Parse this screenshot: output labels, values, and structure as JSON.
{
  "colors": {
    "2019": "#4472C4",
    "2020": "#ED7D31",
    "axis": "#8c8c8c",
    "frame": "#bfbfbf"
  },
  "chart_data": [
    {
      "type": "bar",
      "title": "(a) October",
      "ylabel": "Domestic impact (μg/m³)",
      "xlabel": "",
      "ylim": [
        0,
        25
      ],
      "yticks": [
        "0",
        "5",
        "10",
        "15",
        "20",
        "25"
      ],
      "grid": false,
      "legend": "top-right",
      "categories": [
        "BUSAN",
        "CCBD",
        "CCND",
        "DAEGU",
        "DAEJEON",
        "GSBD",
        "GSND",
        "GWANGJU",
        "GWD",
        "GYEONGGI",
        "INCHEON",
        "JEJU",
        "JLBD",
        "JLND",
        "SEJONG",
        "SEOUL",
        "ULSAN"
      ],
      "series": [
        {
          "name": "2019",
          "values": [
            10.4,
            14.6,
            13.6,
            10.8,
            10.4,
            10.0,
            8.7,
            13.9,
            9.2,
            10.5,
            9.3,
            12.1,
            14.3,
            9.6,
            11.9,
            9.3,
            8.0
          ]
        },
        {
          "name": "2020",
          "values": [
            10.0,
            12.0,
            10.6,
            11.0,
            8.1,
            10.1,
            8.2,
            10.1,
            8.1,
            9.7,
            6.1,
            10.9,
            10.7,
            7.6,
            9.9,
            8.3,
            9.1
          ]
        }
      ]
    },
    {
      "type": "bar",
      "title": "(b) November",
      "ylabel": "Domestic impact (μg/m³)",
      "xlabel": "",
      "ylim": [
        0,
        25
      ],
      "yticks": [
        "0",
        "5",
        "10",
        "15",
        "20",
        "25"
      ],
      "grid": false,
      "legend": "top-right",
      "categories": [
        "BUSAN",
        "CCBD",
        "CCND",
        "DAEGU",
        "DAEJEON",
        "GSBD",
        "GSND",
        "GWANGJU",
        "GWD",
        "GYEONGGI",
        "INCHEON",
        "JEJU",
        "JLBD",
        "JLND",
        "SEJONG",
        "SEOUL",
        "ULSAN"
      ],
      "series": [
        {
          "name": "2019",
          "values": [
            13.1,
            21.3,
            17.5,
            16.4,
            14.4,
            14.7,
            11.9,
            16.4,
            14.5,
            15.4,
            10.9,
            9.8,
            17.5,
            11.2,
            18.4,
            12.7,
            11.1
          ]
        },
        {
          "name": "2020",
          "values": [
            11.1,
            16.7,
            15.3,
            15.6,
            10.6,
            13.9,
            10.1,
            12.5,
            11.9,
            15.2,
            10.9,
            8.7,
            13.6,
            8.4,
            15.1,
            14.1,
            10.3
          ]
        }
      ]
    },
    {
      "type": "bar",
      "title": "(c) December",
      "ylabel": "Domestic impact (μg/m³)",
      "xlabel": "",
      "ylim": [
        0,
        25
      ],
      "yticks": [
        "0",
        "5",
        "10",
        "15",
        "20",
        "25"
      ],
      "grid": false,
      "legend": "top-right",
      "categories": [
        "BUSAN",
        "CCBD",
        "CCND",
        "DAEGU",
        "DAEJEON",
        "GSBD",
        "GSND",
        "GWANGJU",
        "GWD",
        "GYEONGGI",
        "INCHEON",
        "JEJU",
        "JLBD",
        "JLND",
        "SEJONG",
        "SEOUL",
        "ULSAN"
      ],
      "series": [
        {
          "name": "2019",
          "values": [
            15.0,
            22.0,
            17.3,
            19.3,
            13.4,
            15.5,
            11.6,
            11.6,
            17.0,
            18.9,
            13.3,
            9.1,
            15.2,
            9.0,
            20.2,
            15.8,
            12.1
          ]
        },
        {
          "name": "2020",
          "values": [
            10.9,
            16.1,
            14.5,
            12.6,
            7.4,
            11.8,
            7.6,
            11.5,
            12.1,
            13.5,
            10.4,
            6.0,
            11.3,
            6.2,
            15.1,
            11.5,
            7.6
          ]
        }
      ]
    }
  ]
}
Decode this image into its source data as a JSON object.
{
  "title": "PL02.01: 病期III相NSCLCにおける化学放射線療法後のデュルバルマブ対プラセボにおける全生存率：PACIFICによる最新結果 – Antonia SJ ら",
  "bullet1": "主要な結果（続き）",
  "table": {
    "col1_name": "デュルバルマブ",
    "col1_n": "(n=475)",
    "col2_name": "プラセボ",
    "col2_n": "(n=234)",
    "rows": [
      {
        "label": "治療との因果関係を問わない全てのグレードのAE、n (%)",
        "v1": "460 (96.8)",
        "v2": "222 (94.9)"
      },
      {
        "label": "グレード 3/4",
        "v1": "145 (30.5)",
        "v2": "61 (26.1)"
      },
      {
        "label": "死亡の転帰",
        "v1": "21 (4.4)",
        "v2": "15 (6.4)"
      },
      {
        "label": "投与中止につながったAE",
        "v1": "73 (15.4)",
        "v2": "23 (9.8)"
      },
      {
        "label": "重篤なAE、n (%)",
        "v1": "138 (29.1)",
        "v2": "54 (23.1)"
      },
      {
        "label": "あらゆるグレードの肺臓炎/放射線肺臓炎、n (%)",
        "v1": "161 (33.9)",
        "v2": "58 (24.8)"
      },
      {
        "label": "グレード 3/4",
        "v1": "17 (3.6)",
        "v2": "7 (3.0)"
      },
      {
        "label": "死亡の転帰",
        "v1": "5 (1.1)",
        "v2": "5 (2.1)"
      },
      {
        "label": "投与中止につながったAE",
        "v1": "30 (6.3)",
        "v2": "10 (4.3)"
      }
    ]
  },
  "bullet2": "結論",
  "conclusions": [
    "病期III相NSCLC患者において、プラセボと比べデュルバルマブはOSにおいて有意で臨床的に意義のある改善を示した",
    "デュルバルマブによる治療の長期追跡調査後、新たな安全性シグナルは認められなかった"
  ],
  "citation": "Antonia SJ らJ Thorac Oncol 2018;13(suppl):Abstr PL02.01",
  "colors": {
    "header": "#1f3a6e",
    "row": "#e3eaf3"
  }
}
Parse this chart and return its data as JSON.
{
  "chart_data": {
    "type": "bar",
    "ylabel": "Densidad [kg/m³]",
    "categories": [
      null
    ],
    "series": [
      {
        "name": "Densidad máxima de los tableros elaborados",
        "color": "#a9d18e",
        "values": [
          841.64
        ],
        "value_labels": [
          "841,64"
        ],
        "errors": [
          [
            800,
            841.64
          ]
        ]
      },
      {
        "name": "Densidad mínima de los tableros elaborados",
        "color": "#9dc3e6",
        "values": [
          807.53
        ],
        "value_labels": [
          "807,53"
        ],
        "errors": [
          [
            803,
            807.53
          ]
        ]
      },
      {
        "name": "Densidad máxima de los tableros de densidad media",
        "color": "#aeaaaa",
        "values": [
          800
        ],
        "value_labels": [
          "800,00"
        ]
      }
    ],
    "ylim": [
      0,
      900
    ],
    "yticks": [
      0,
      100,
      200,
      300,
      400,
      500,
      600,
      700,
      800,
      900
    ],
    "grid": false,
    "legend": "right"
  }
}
================================
WORK TO BE COMPLETED: Emit the full listing verbatim.

ANSWER TO THE TASK:
Parse this screenshot: output labels, values, and structure as JSON.
{
  "colors": {
    "2019": "#4472C4",
    "2020": "#ED7D31",
    "axis": "#8c8c8c",
    "frame": "#bfbfbf"
  },
  "chart_data": [
    {
      "type": "bar",
      "title": "(a) October",
      "ylabel": "Domestic impact (μg/m³)",
      "xlabel": "",
      "ylim": [
        0,
        25
      ],
      "yticks": [
        "0",
        "5",
        "10",
        "15",
        "20",
        "25"
      ],
      "grid": false,
      "legend": "top-right",
      "categories": [
        "BUSAN",
        "CCBD",
        "CCND",
        "DAEGU",
        "DAEJEON",
        "GSBD",
        "GSND",
        "GWANGJU",
        "GWD",
        "GYEONGGI",
        "INCHEON",
        "JEJU",
        "JLBD",
        "JLND",
        "SEJONG",
        "SEOUL",
        "ULSAN"
      ],
      "series": [
        {
          "name": "2019",
          "values": [
            10.4,
            14.6,
            13.6,
            10.8,
            10.4,
            10.0,
            8.7,
            13.9,
            9.2,
            10.5,
            9.3,
            12.1,
            14.3,
            9.6,
            11.9,
            9.3,
            8.0
          ]
        },
        {
          "name": "2020",
          "values": [
            10.0,
            12.0,
            10.6,
            11.0,
            8.1,
            10.1,
            8.2,
            10.1,
            8.1,
            9.7,
            6.1,
            10.9,
            10.7,
            7.6,
            9.9,
            8.3,
            9.1
          ]
        }
      ]
    },
    {
      "type": "bar",
      "title": "(b) November",
      "ylabel": "Domestic impact (μg/m³)",
      "xlabel": "",
      "ylim": [
        0,
        25
      ],
      "yticks": [
        "0",
        "5",
        "10",
        "15",
        "20",
        "25"
      ],
      "grid": false,
      "legend": "top-right",
      "categories": [
        "BUSAN",
        "CCBD",
        "CCND",
        "DAEGU",
        "DAEJEON",
        "GSBD",
        "GSND",
        "GWANGJU",
        "GWD",
        "GYEONGGI",
        "INCHEON",
        "JEJU",
        "JLBD",
        "JLND",
        "SEJONG",
        "SEOUL",
        "ULSAN"
      ],
      "series": [
        {
          "name": "2019",
          "values": [
            13.1,
            21.3,
            17.5,
            16.4,
            14.4,
            14.7,
            11.9,
            16.4,
            14.5,
            15.4,
            10.9,
            9.8,
            17.5,
            11.2,
            18.4,
            12.7,
            11.1
          ]
        },
        {
          "name": "2020",
          "values": [
            11.1,
            16.7,
            15.3,
            15.6,
            10.6,
            13.9,
            10.1,
            12.5,
            11.9,
            15.2,
            10.9,
            8.7,
            13.6,
            8.4,
            15.1,
            14.1,
            10.3
          ]
        }
      ]
    },
    {
      "type": "bar",
      "title": "(c) December",
      "ylabel": "Domestic impact (μg/m³)",
      "xlabel": "",
      "ylim": [
        0,
        25
      ],
      "yticks": [
        "0",
        "5",
        "10",
        "15",
        "20",
        "25"
      ],
      "grid": false,
      "legend": "top-right",
      "categories": [
        "BUSAN",
        "CCBD",
        "CCND",
        "DAEGU",
        "DAEJEON",
        "GSBD",
        "GSND",
        "GWANGJU",
        "GWD",
        "GYEONGGI",
        "INCHEON",
        "JEJU",
        "JLBD",
        "JLND",
        "SEJONG",
        "SEOUL",
        "ULSAN"
      ],
      "series": [
        {
          "name": "2019",
          "values": [
            15.0,
            22.0,
            17.3,
            19.3,
            13.4,
            15.5,
            11.6,
            11.6,
            17.0,
            18.9,
            13.3,
            9.1,
            15.2,
            9.0,
            20.2,
            15.8,
            12.1
          ]
        },
        {
          "name": "2020",
          "values": [
            10.9,
            16.1,
            14.5,
            12.6,
            7.4,
            11.8,
            7.6,
            11.5,
            12.1,
            13.5,
            10.4,
            6.0,
            11.3,
            6.2,
            15.1,
            11.5,
            7.6
          ]
        }
      ]
    }
  ]
}
Decode this image into its source data as a JSON object.
{
  "title": "PL02.01: 病期III相NSCLCにおける化学放射線療法後のデュルバルマブ対プラセボにおける全生存率：PACIFICによる最新結果 – Antonia SJ ら",
  "bullet1": "主要な結果（続き）",
  "table": {
    "col1_name": "デュルバルマブ",
    "col1_n": "(n=475)",
    "col2_name": "プラセボ",
    "col2_n": "(n=234)",
    "rows": [
      {
        "label": "治療との因果関係を問わない全てのグレードのAE、n (%)",
        "v1": "460 (96.8)",
        "v2": "222 (94.9)"
      },
      {
        "label": "グレード 3/4",
        "v1": "145 (30.5)",
        "v2": "61 (26.1)"
      },
      {
        "label": "死亡の転帰",
        "v1": "21 (4.4)",
        "v2": "15 (6.4)"
      },
      {
        "label": "投与中止につながったAE",
        "v1": "73 (15.4)",
        "v2": "23 (9.8)"
      },
      {
        "label": "重篤なAE、n (%)",
        "v1": "138 (29.1)",
        "v2": "54 (23.1)"
      },
      {
        "label": "あらゆるグレードの肺臓炎/放射線肺臓炎、n (%)",
        "v1": "161 (33.9)",
        "v2": "58 (24.8)"
      },
      {
        "label": "グレード 3/4",
        "v1": "17 (3.6)",
        "v2": "7 (3.0)"
      },
      {
        "label": "死亡の転帰",
        "v1": "5 (1.1)",
        "v2": "5 (2.1)"
      },
      {
        "label": "投与中止につながったAE",
        "v1": "30 (6.3)",
        "v2": "10 (4.3)"
      }
    ]
  },
  "bullet2": "結論",
  "conclusions": [
    "病期III相NSCLC患者において、プラセボと比べデュルバルマブはOSにおいて有意で臨床的に意義のある改善を示した",
    "デュルバルマブによる治療の長期追跡調査後、新たな安全性シグナルは認められなかった"
  ],
  "citation": "Antonia SJ らJ Thorac Oncol 2018;13(suppl):Abstr PL02.01",
  "colors": {
    "header": "#1f3a6e",
    "row": "#e3eaf3"
  }
}
Parse this chart and return its data as JSON.
{
  "chart_data": {
    "type": "bar",
    "ylabel": "Densidad [kg/m³]",
    "categories": [
      null
    ],
    "series": [
      {
        "name": "Densidad máxima de los tableros elaborados",
        "color": "#a9d18e",
        "values": [
          841.64
        ],
        "value_labels": [
          "841,64"
        ],
        "errors": [
          [
            800,
            841.64
          ]
        ]
      },
      {
        "name": "Densidad mínima de los tableros elaborados",
        "color": "#9dc3e6",
        "values": [
          807.53
        ],
        "value_labels": [
          "807,53"
        ],
        "errors": [
          [
            803,
            807.53
          ]
        ]
      },
      {
        "name": "Densidad máxima de los tableros de densidad media",
        "color": "#aeaaaa",
        "values": [
          800
        ],
        "value_labels": [
          "800,00"
        ]
      }
    ],
    "ylim": [
      0,
      900
    ],
    "yticks": [
      0,
      100,
      200,
      300,
      400,
      500,
      600,
      700,
      800,
      900
    ],
    "grid": false,
    "legend": "right"
  }
}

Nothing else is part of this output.